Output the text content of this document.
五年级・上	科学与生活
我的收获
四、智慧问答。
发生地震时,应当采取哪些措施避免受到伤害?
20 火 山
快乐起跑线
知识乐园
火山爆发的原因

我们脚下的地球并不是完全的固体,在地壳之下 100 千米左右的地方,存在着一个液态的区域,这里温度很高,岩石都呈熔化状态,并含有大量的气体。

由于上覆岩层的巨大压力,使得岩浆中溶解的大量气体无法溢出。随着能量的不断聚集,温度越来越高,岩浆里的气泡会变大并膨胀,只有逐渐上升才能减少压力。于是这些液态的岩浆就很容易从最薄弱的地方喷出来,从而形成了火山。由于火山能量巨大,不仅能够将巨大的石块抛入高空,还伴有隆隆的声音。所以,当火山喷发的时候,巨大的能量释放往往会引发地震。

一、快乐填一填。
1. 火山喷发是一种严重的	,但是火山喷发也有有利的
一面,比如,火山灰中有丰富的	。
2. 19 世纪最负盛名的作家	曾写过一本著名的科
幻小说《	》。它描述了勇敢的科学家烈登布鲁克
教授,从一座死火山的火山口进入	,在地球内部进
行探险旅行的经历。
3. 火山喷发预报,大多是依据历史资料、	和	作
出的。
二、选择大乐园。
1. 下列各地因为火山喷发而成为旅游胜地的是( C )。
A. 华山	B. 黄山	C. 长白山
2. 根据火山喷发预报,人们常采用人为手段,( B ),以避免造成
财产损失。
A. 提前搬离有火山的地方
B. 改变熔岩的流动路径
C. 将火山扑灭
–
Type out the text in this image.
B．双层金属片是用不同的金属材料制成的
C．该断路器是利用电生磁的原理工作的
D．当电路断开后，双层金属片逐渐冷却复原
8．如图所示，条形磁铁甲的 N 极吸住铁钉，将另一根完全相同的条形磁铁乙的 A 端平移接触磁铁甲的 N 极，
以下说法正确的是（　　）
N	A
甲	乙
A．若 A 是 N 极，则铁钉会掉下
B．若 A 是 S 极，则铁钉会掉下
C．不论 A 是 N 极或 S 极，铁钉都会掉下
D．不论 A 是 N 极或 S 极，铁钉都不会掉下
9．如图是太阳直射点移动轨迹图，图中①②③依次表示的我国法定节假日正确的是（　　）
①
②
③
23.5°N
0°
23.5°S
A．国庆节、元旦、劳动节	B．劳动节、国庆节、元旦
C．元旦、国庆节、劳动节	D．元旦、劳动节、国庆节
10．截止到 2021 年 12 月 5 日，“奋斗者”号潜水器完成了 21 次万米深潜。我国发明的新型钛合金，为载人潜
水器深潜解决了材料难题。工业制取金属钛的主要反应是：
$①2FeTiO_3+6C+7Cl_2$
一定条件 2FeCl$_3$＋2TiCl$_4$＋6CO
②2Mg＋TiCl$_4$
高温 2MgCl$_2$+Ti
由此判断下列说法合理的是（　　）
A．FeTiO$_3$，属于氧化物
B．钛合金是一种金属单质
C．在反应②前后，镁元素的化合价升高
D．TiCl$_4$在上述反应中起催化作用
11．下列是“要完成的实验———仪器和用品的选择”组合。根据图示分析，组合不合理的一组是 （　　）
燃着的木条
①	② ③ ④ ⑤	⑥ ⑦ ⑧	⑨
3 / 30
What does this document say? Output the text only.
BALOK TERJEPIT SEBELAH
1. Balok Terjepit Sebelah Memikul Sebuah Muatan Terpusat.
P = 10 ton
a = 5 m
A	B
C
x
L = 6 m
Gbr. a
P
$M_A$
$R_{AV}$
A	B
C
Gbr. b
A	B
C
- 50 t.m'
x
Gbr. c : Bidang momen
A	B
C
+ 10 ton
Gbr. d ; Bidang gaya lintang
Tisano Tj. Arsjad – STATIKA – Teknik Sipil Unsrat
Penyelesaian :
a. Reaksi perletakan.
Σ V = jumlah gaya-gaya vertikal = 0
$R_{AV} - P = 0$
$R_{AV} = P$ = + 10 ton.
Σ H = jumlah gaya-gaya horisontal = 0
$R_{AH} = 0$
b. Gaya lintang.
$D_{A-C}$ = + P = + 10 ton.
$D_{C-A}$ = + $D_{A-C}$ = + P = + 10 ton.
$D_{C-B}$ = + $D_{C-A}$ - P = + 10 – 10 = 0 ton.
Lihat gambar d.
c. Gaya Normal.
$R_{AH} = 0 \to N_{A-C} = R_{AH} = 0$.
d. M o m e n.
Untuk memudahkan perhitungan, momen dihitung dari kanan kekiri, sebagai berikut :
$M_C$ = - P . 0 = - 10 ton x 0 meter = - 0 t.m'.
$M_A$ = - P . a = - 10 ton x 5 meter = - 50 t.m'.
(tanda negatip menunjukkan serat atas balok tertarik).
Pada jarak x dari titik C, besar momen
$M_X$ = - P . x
======
TASK PROMPT: Copy all of the data exactly.

ANSWER TO THIS EXERCISE:
Output the text content of this document.
五年级・上	科学与生活
我的收获
四、智慧问答。
发生地震时,应当采取哪些措施避免受到伤害?
20 火 山
快乐起跑线
知识乐园
火山爆发的原因

我们脚下的地球并不是完全的固体,在地壳之下 100 千米左右的地方,存在着一个液态的区域,这里温度很高,岩石都呈熔化状态,并含有大量的气体。

由于上覆岩层的巨大压力,使得岩浆中溶解的大量气体无法溢出。随着能量的不断聚集,温度越来越高,岩浆里的气泡会变大并膨胀,只有逐渐上升才能减少压力。于是这些液态的岩浆就很容易从最薄弱的地方喷出来,从而形成了火山。由于火山能量巨大,不仅能够将巨大的石块抛入高空,还伴有隆隆的声音。所以,当火山喷发的时候,巨大的能量释放往往会引发地震。

一、快乐填一填。
1. 火山喷发是一种严重的	,但是火山喷发也有有利的
一面,比如,火山灰中有丰富的	。
2. 19 世纪最负盛名的作家	曾写过一本著名的科
幻小说《	》。它描述了勇敢的科学家烈登布鲁克
教授,从一座死火山的火山口进入	,在地球内部进
行探险旅行的经历。
3. 火山喷发预报,大多是依据历史资料、	和	作
出的。
二、选择大乐园。
1. 下列各地因为火山喷发而成为旅游胜地的是( C )。
A. 华山	B. 黄山	C. 长白山
2. 根据火山喷发预报,人们常采用人为手段,( B ),以避免造成
财产损失。
A. 提前搬离有火山的地方
B. 改变熔岩的流动路径
C. 将火山扑灭
–
Type out the text in this image.
B．双层金属片是用不同的金属材料制成的
C．该断路器是利用电生磁的原理工作的
D．当电路断开后，双层金属片逐渐冷却复原
8．如图所示，条形磁铁甲的 N 极吸住铁钉，将另一根完全相同的条形磁铁乙的 A 端平移接触磁铁甲的 N 极，
以下说法正确的是（　　）
N	A
甲	乙
A．若 A 是 N 极，则铁钉会掉下
B．若 A 是 S 极，则铁钉会掉下
C．不论 A 是 N 极或 S 极，铁钉都会掉下
D．不论 A 是 N 极或 S 极，铁钉都不会掉下
9．如图是太阳直射点移动轨迹图，图中①②③依次表示的我国法定节假日正确的是（　　）
①
②
③
23.5°N
0°
23.5°S
A．国庆节、元旦、劳动节	B．劳动节、国庆节、元旦
C．元旦、国庆节、劳动节	D．元旦、劳动节、国庆节
10．截止到 2021 年 12 月 5 日，“奋斗者”号潜水器完成了 21 次万米深潜。我国发明的新型钛合金，为载人潜
水器深潜解决了材料难题。工业制取金属钛的主要反应是：
$①2FeTiO_3+6C+7Cl_2$
一定条件 2FeCl$_3$＋2TiCl$_4$＋6CO
②2Mg＋TiCl$_4$
高温 2MgCl$_2$+Ti
由此判断下列说法合理的是（　　）
A．FeTiO$_3$，属于氧化物
B．钛合金是一种金属单质
C．在反应②前后，镁元素的化合价升高
D．TiCl$_4$在上述反应中起催化作用
11．下列是“要完成的实验———仪器和用品的选择”组合。根据图示分析，组合不合理的一组是 （　　）
燃着的木条
①	② ③ ④ ⑤	⑥ ⑦ ⑧	⑨
3 / 30
What does this document say? Output the text only.
BALOK TERJEPIT SEBELAH
1. Balok Terjepit Sebelah Memikul Sebuah Muatan Terpusat.
P = 10 ton
a = 5 m
A	B
C
x
L = 6 m
Gbr. a
P
$M_A$
$R_{AV}$
A	B
C
Gbr. b
A	B
C
- 50 t.m'
x
Gbr. c : Bidang momen
A	B
C
+ 10 ton
Gbr. d ; Bidang gaya lintang
Tisano Tj. Arsjad – STATIKA – Teknik Sipil Unsrat
Penyelesaian :
a. Reaksi perletakan.
Σ V = jumlah gaya-gaya vertikal = 0
$R_{AV} - P = 0$
$R_{AV} = P$ = + 10 ton.
Σ H = jumlah gaya-gaya horisontal = 0
$R_{AH} = 0$
b. Gaya lintang.
$D_{A-C}$ = + P = + 10 ton.
$D_{C-A}$ = + $D_{A-C}$ = + P = + 10 ton.
$D_{C-B}$ = + $D_{C-A}$ - P = + 10 – 10 = 0 ton.
Lihat gambar d.
c. Gaya Normal.
$R_{AH} = 0 \to N_{A-C} = R_{AH} = 0$.
d. M o m e n.
Untuk memudahkan perhitungan, momen dihitung dari kanan kekiri, sebagai berikut :
$M_C$ = - P . 0 = - 10 ton x 0 meter = - 0 t.m'.
$M_A$ = - P . a = - 10 ton x 5 meter = - 50 t.m'.
(tanda negatip menunjukkan serat atas balok tertarik).
Pada jarak x dari titik C, besar momen
$M_X$ = - P . x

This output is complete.